**BRIEF**
Leave out the pictures and copy everything else in the entries exactly.

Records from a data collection
○ ○ ○ ○ ○ ○ ○

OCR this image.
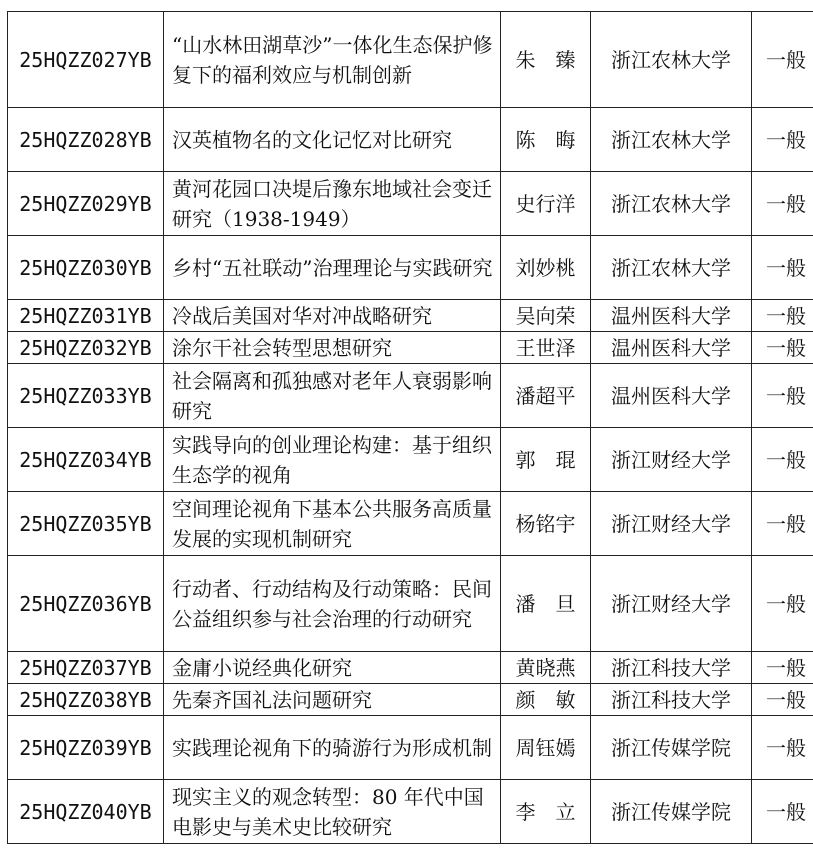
25HQZZ027YB	“山水林田湖草沙”一体化生态保护修复下的福利效应与机制创新	朱　臻	浙江农林大学	一般
25HQZZ028YB	汉英植物名的文化记忆对比研究	陈　晦	浙江农林大学	一般
25HQZZ029YB	黄河花园口决堤后豫东地域社会变迁研究（1938-1949）	史行洋	浙江农林大学	一般
25HQZZ030YB	乡村“五社联动”治理理论与实践研究	刘妙桃	浙江农林大学	一般
25HQZZ031YB	冷战后美国对华对冲战略研究	吴向荣	温州医科大学	一般
25HQZZ032YB	涂尔干社会转型思想研究	王世泽	温州医科大学	一般
25HQZZ033YB	社会隔离和孤独感对老年人衰弱影响研究	潘超平	温州医科大学	一般
25HQZZ034YB	实践导向的创业理论构建：基于组织生态学的视角	郭　琨	浙江财经大学	一般
25HQZZ035YB	空间理论视角下基本公共服务高质量发展的实现机制研究	杨铭宇	浙江财经大学	一般
25HQZZ036YB	行动者、行动结构及行动策略：民间公益组织参与社会治理的行动研究	潘　旦	浙江财经大学	一般
25HQZZ037YB	金庸小说经典化研究	黄晓燕	浙江科技大学	一般
25HQZZ038YB	先秦齐国礼法问题研究	颜　敏	浙江科技大学	一般
25HQZZ039YB	实践理论视角下的骑游行为形成机制	周钰嫣	浙江传媒学院	一般
25HQZZ040YB	现实主义的观念转型：80 年代中国电影史与美术史比较研究	李　立	浙江传媒学院	一般
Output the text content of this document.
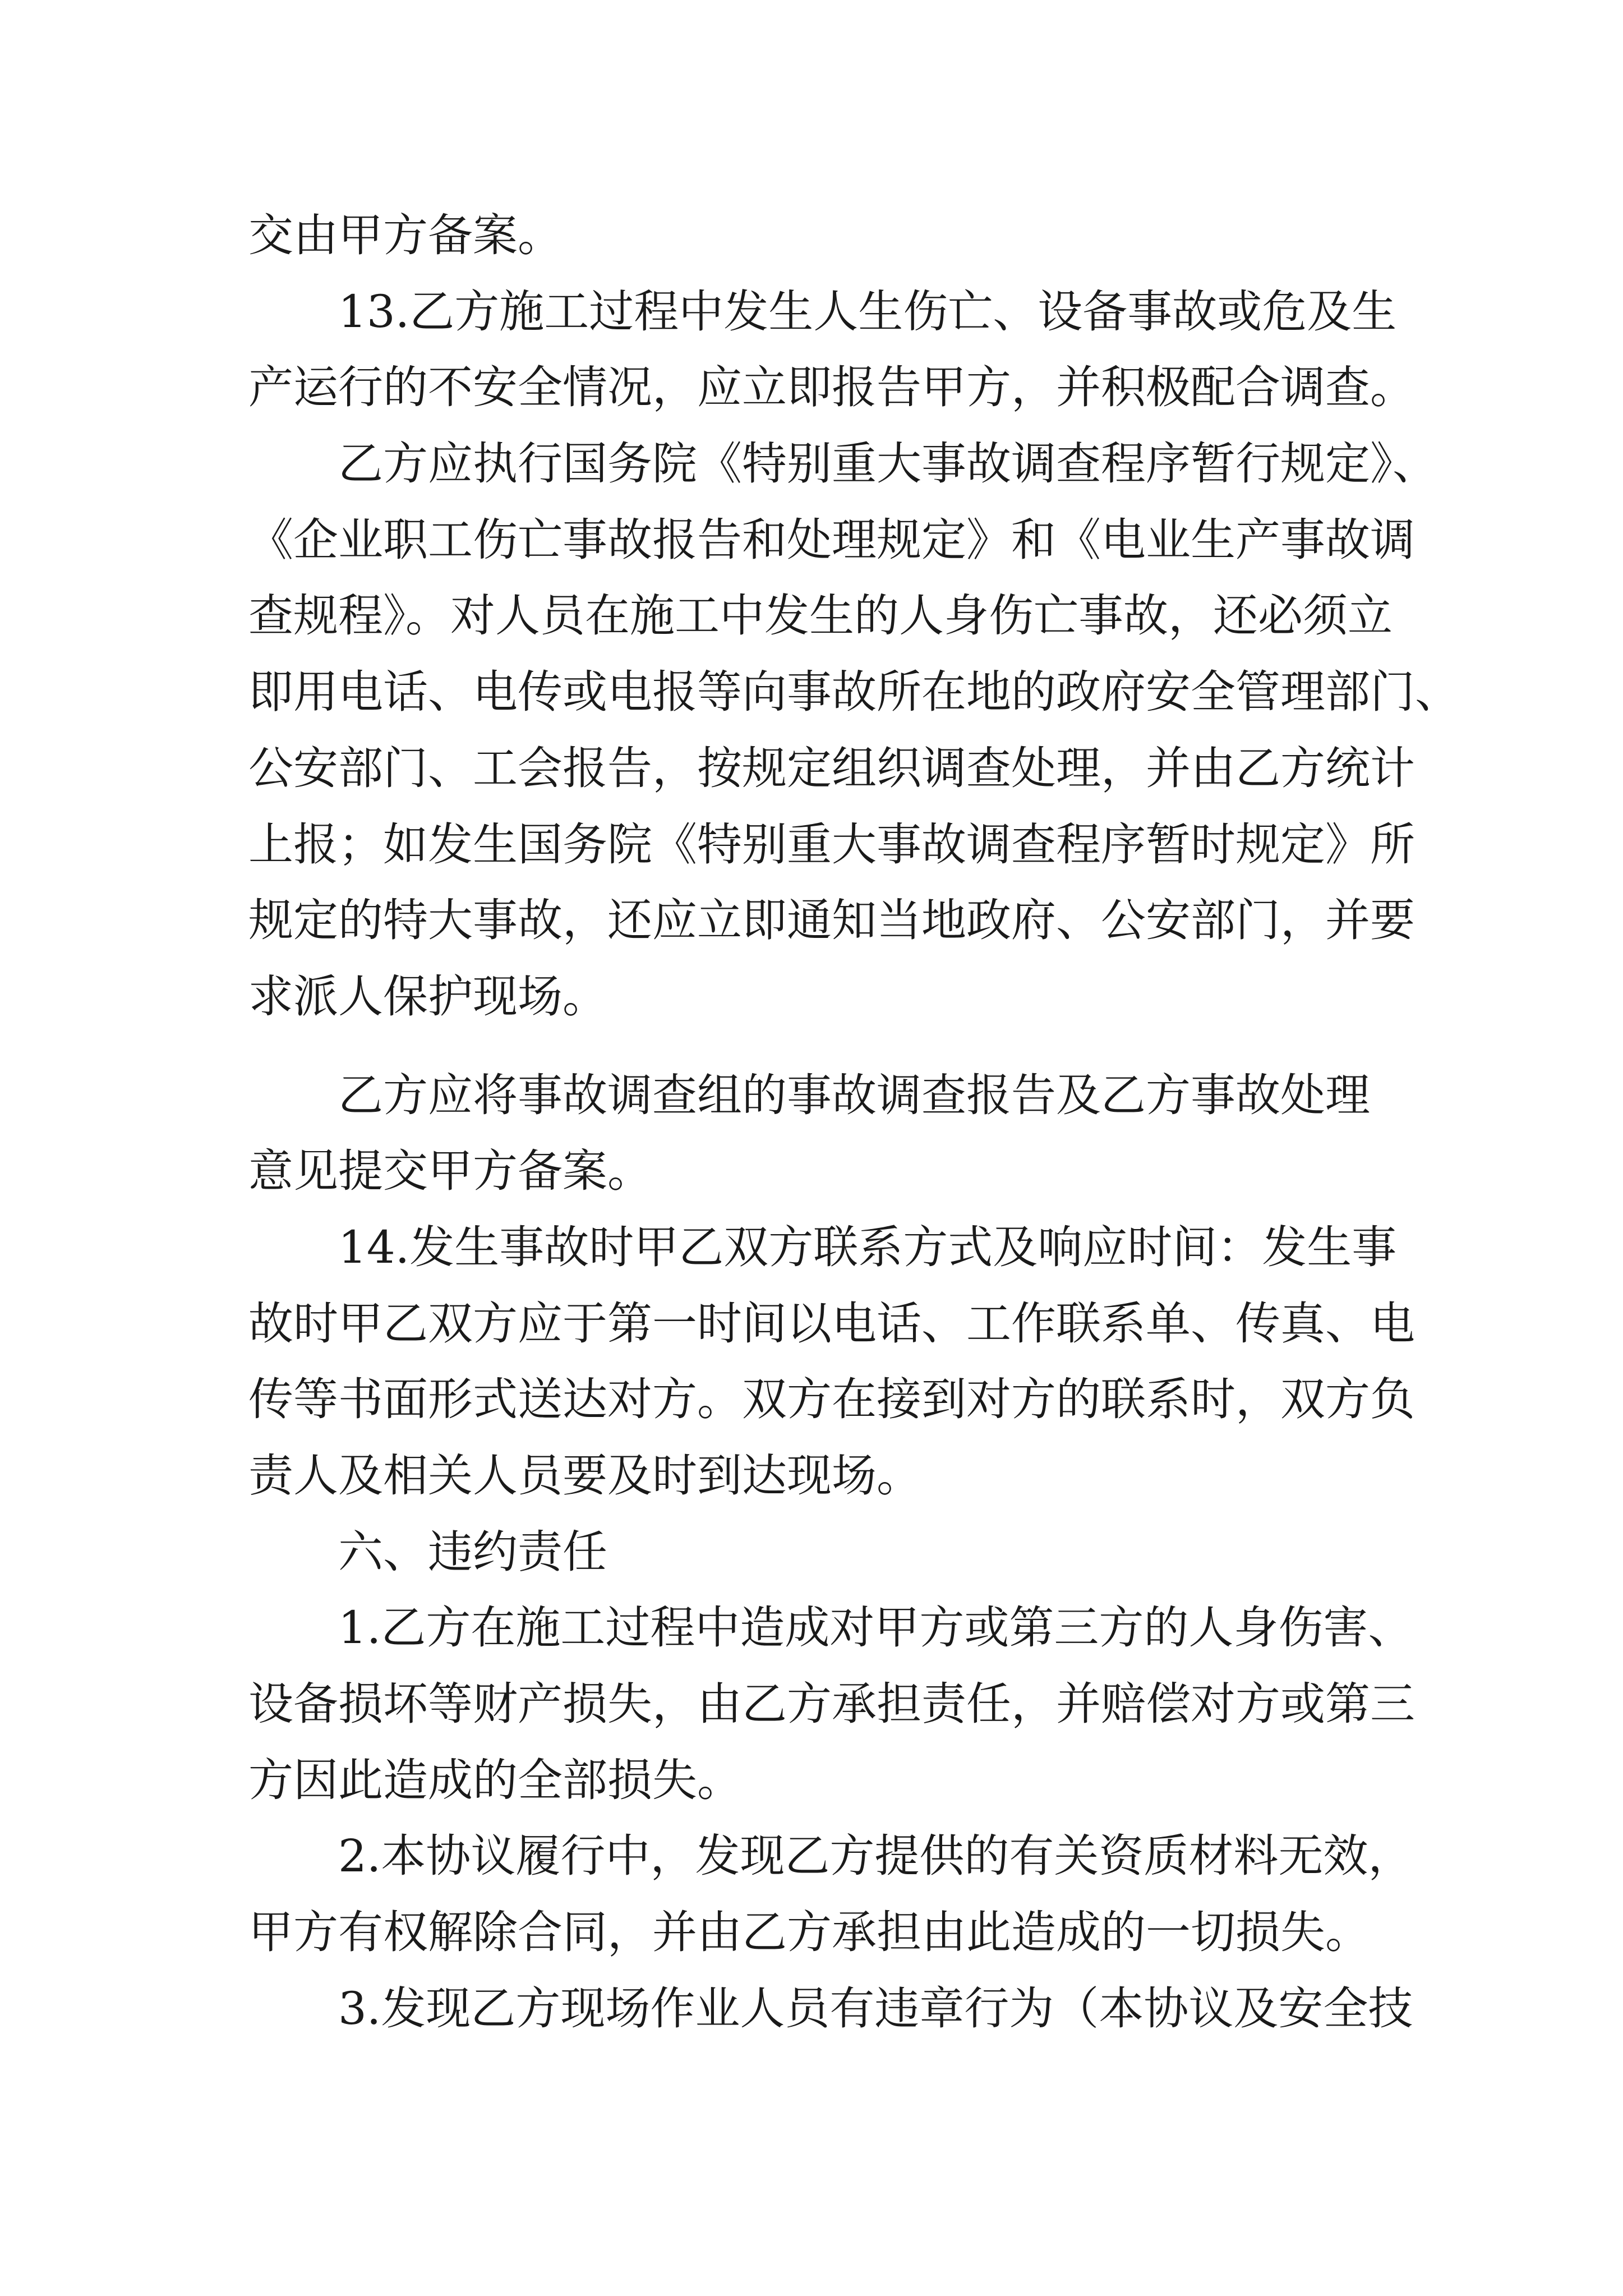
交由甲方备案。
13.乙方施工过程中发生人生伤亡、设备事故或危及生
产运行的不安全情况，应立即报告甲方，并积极配合调查。
乙方应执行国务院《特别重大事故调查程序暂行规定》、
《企业职工伤亡事故报告和处理规定》和《电业生产事故调
查规程》。对人员在施工中发生的人身伤亡事故，还必须立
即用电话、电传或电报等向事故所在地的政府安全管理部门、
公安部门、工会报告，按规定组织调查处理，并由乙方统计
上报；如发生国务院《特别重大事故调查程序暂时规定》所
规定的特大事故，还应立即通知当地政府、公安部门，并要
求派人保护现场。
乙方应将事故调查组的事故调查报告及乙方事故处理
意见提交甲方备案。
14.发生事故时甲乙双方联系方式及响应时间：发生事
故时甲乙双方应于第一时间以电话、工作联系单、传真、电
传等书面形式送达对方。双方在接到对方的联系时，双方负
责人及相关人员要及时到达现场。
六、违约责任
1.乙方在施工过程中造成对甲方或第三方的人身伤害、
设备损坏等财产损失，由乙方承担责任，并赔偿对方或第三
方因此造成的全部损失。
2.本协议履行中，发现乙方提供的有关资质材料无效，
甲方有权解除合同，并由乙方承担由此造成的一切损失。
3.发现乙方现场作业人员有违章行为（本协议及安全技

○ ○ ○ ○ ○ ○ ○

**FINISHED TASK**
OCR this image.
25HQZZ027YB	“山水林田湖草沙”一体化生态保护修复下的福利效应与机制创新	朱　臻	浙江农林大学	一般
25HQZZ028YB	汉英植物名的文化记忆对比研究	陈　晦	浙江农林大学	一般
25HQZZ029YB	黄河花园口决堤后豫东地域社会变迁研究（1938-1949）	史行洋	浙江农林大学	一般
25HQZZ030YB	乡村“五社联动”治理理论与实践研究	刘妙桃	浙江农林大学	一般
25HQZZ031YB	冷战后美国对华对冲战略研究	吴向荣	温州医科大学	一般
25HQZZ032YB	涂尔干社会转型思想研究	王世泽	温州医科大学	一般
25HQZZ033YB	社会隔离和孤独感对老年人衰弱影响研究	潘超平	温州医科大学	一般
25HQZZ034YB	实践导向的创业理论构建：基于组织生态学的视角	郭　琨	浙江财经大学	一般
25HQZZ035YB	空间理论视角下基本公共服务高质量发展的实现机制研究	杨铭宇	浙江财经大学	一般
25HQZZ036YB	行动者、行动结构及行动策略：民间公益组织参与社会治理的行动研究	潘　旦	浙江财经大学	一般
25HQZZ037YB	金庸小说经典化研究	黄晓燕	浙江科技大学	一般
25HQZZ038YB	先秦齐国礼法问题研究	颜　敏	浙江科技大学	一般
25HQZZ039YB	实践理论视角下的骑游行为形成机制	周钰嫣	浙江传媒学院	一般
25HQZZ040YB	现实主义的观念转型：80 年代中国电影史与美术史比较研究	李　立	浙江传媒学院	一般
Output the text content of this document.
交由甲方备案。
13.乙方施工过程中发生人生伤亡、设备事故或危及生
产运行的不安全情况，应立即报告甲方，并积极配合调查。
乙方应执行国务院《特别重大事故调查程序暂行规定》、
《企业职工伤亡事故报告和处理规定》和《电业生产事故调
查规程》。对人员在施工中发生的人身伤亡事故，还必须立
即用电话、电传或电报等向事故所在地的政府安全管理部门、
公安部门、工会报告，按规定组织调查处理，并由乙方统计
上报；如发生国务院《特别重大事故调查程序暂时规定》所
规定的特大事故，还应立即通知当地政府、公安部门，并要
求派人保护现场。
乙方应将事故调查组的事故调查报告及乙方事故处理
意见提交甲方备案。
14.发生事故时甲乙双方联系方式及响应时间：发生事
故时甲乙双方应于第一时间以电话、工作联系单、传真、电
传等书面形式送达对方。双方在接到对方的联系时，双方负
责人及相关人员要及时到达现场。
六、违约责任
1.乙方在施工过程中造成对甲方或第三方的人身伤害、
设备损坏等财产损失，由乙方承担责任，并赔偿对方或第三
方因此造成的全部损失。
2.本协议履行中，发现乙方提供的有关资质材料无效，
甲方有权解除合同，并由乙方承担由此造成的一切损失。
3.发现乙方现场作业人员有违章行为（本协议及安全技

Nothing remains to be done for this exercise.